(Items listed in a dataset)
════

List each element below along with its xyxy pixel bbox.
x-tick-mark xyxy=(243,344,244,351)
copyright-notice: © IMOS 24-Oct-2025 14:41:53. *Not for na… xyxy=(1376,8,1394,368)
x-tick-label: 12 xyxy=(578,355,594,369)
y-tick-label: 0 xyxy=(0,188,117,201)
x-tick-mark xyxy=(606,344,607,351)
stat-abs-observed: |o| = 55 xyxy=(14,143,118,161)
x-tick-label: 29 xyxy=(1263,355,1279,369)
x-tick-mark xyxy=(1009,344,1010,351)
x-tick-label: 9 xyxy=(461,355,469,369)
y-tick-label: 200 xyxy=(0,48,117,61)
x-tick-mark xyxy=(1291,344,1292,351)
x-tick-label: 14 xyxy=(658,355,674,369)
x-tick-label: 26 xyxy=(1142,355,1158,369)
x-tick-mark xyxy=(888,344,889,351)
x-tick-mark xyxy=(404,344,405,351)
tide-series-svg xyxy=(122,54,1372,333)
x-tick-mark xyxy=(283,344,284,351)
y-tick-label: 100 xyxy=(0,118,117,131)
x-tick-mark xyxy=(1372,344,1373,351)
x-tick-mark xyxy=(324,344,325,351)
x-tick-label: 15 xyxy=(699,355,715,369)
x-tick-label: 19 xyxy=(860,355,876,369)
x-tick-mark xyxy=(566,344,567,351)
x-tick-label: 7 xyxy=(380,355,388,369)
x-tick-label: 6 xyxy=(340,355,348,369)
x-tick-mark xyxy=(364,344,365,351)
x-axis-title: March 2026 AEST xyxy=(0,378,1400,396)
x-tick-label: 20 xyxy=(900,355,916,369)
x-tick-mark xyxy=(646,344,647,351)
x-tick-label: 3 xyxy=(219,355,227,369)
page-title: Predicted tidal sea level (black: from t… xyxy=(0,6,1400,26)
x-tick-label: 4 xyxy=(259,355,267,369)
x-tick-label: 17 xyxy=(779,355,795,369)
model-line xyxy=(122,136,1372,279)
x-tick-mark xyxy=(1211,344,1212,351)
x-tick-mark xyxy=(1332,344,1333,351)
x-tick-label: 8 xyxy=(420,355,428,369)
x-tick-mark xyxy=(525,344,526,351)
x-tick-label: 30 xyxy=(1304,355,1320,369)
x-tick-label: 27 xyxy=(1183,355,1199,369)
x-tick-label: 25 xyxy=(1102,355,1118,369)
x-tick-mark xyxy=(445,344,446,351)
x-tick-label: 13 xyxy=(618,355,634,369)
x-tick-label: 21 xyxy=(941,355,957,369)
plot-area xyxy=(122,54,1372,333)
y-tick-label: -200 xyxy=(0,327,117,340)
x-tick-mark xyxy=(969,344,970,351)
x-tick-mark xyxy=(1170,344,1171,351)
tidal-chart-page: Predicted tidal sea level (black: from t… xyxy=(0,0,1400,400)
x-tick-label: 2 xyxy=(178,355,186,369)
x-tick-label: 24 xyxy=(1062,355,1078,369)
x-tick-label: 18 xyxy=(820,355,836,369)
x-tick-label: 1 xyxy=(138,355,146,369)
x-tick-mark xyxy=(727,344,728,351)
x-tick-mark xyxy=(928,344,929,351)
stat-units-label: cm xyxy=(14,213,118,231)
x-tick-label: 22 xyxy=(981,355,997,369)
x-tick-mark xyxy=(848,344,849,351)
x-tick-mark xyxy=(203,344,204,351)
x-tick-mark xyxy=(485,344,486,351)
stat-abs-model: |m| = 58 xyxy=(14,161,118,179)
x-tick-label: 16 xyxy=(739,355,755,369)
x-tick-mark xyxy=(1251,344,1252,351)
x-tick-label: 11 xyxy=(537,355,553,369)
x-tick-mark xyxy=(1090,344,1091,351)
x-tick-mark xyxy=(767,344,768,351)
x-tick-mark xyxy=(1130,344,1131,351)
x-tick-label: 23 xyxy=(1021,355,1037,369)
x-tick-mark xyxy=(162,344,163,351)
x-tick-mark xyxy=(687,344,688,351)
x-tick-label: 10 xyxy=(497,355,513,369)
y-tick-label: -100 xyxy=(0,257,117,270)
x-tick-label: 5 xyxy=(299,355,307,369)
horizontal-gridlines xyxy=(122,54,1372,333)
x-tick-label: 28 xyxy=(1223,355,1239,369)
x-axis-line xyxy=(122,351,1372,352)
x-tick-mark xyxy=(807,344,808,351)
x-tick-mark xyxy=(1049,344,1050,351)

════

Reproduce the records above with every "x-tick-mark" swapped for "x-axis-tick", leaving everything else intact.

List each element below along with its xyxy pixel bbox.
x-axis-tick xyxy=(243,344,244,351)
copyright-notice: © IMOS 24-Oct-2025 14:41:53. *Not for na… xyxy=(1376,8,1394,368)
x-tick-label: 12 xyxy=(578,355,594,369)
y-tick-label: 0 xyxy=(0,188,117,201)
x-axis-tick xyxy=(606,344,607,351)
stat-abs-observed: |o| = 55 xyxy=(14,143,118,161)
x-tick-label: 29 xyxy=(1263,355,1279,369)
x-axis-tick xyxy=(1009,344,1010,351)
x-tick-label: 9 xyxy=(461,355,469,369)
y-tick-label: 200 xyxy=(0,48,117,61)
x-axis-tick xyxy=(1291,344,1292,351)
x-tick-label: 14 xyxy=(658,355,674,369)
x-tick-label: 26 xyxy=(1142,355,1158,369)
x-axis-tick xyxy=(888,344,889,351)
x-axis-tick xyxy=(404,344,405,351)
tide-series-svg xyxy=(122,54,1372,333)
x-axis-tick xyxy=(283,344,284,351)
y-tick-label: 100 xyxy=(0,118,117,131)
x-axis-tick xyxy=(1372,344,1373,351)
x-axis-tick xyxy=(324,344,325,351)
x-tick-label: 15 xyxy=(699,355,715,369)
x-tick-label: 19 xyxy=(860,355,876,369)
x-axis-tick xyxy=(566,344,567,351)
x-tick-label: 7 xyxy=(380,355,388,369)
x-tick-label: 6 xyxy=(340,355,348,369)
x-axis-tick xyxy=(364,344,365,351)
x-axis-title: March 2026 AEST xyxy=(0,378,1400,396)
x-tick-label: 20 xyxy=(900,355,916,369)
x-axis-tick xyxy=(646,344,647,351)
x-tick-label: 3 xyxy=(219,355,227,369)
page-title: Predicted tidal sea level (black: from t… xyxy=(0,6,1400,26)
x-tick-label: 4 xyxy=(259,355,267,369)
x-tick-label: 17 xyxy=(779,355,795,369)
model-line xyxy=(122,136,1372,279)
x-axis-tick xyxy=(1211,344,1212,351)
x-axis-tick xyxy=(1332,344,1333,351)
x-tick-label: 8 xyxy=(420,355,428,369)
x-axis-tick xyxy=(525,344,526,351)
x-tick-label: 30 xyxy=(1304,355,1320,369)
x-tick-label: 27 xyxy=(1183,355,1199,369)
x-tick-label: 25 xyxy=(1102,355,1118,369)
x-axis-tick xyxy=(445,344,446,351)
x-tick-label: 13 xyxy=(618,355,634,369)
x-tick-label: 21 xyxy=(941,355,957,369)
plot-area xyxy=(122,54,1372,333)
y-tick-label: -200 xyxy=(0,327,117,340)
x-axis-tick xyxy=(969,344,970,351)
x-axis-tick xyxy=(1170,344,1171,351)
tidal-chart-page: Predicted tidal sea level (black: from t… xyxy=(0,0,1400,400)
x-tick-label: 2 xyxy=(178,355,186,369)
x-tick-label: 24 xyxy=(1062,355,1078,369)
x-tick-label: 18 xyxy=(820,355,836,369)
x-tick-label: 1 xyxy=(138,355,146,369)
x-axis-tick xyxy=(727,344,728,351)
x-axis-tick xyxy=(928,344,929,351)
stat-units-label: cm xyxy=(14,213,118,231)
x-tick-label: 22 xyxy=(981,355,997,369)
x-axis-tick xyxy=(848,344,849,351)
x-axis-tick xyxy=(203,344,204,351)
x-axis-tick xyxy=(485,344,486,351)
stat-abs-model: |m| = 58 xyxy=(14,161,118,179)
x-tick-label: 16 xyxy=(739,355,755,369)
x-axis-tick xyxy=(1251,344,1252,351)
x-tick-label: 11 xyxy=(537,355,553,369)
x-axis-tick xyxy=(1090,344,1091,351)
x-axis-tick xyxy=(767,344,768,351)
x-axis-tick xyxy=(1130,344,1131,351)
x-tick-label: 23 xyxy=(1021,355,1037,369)
x-axis-tick xyxy=(162,344,163,351)
x-axis-tick xyxy=(687,344,688,351)
x-tick-label: 10 xyxy=(497,355,513,369)
y-tick-label: -100 xyxy=(0,257,117,270)
x-tick-label: 5 xyxy=(299,355,307,369)
horizontal-gridlines xyxy=(122,54,1372,333)
x-tick-label: 28 xyxy=(1223,355,1239,369)
x-axis-line xyxy=(122,351,1372,352)
x-axis-tick xyxy=(807,344,808,351)
x-axis-tick xyxy=(1049,344,1050,351)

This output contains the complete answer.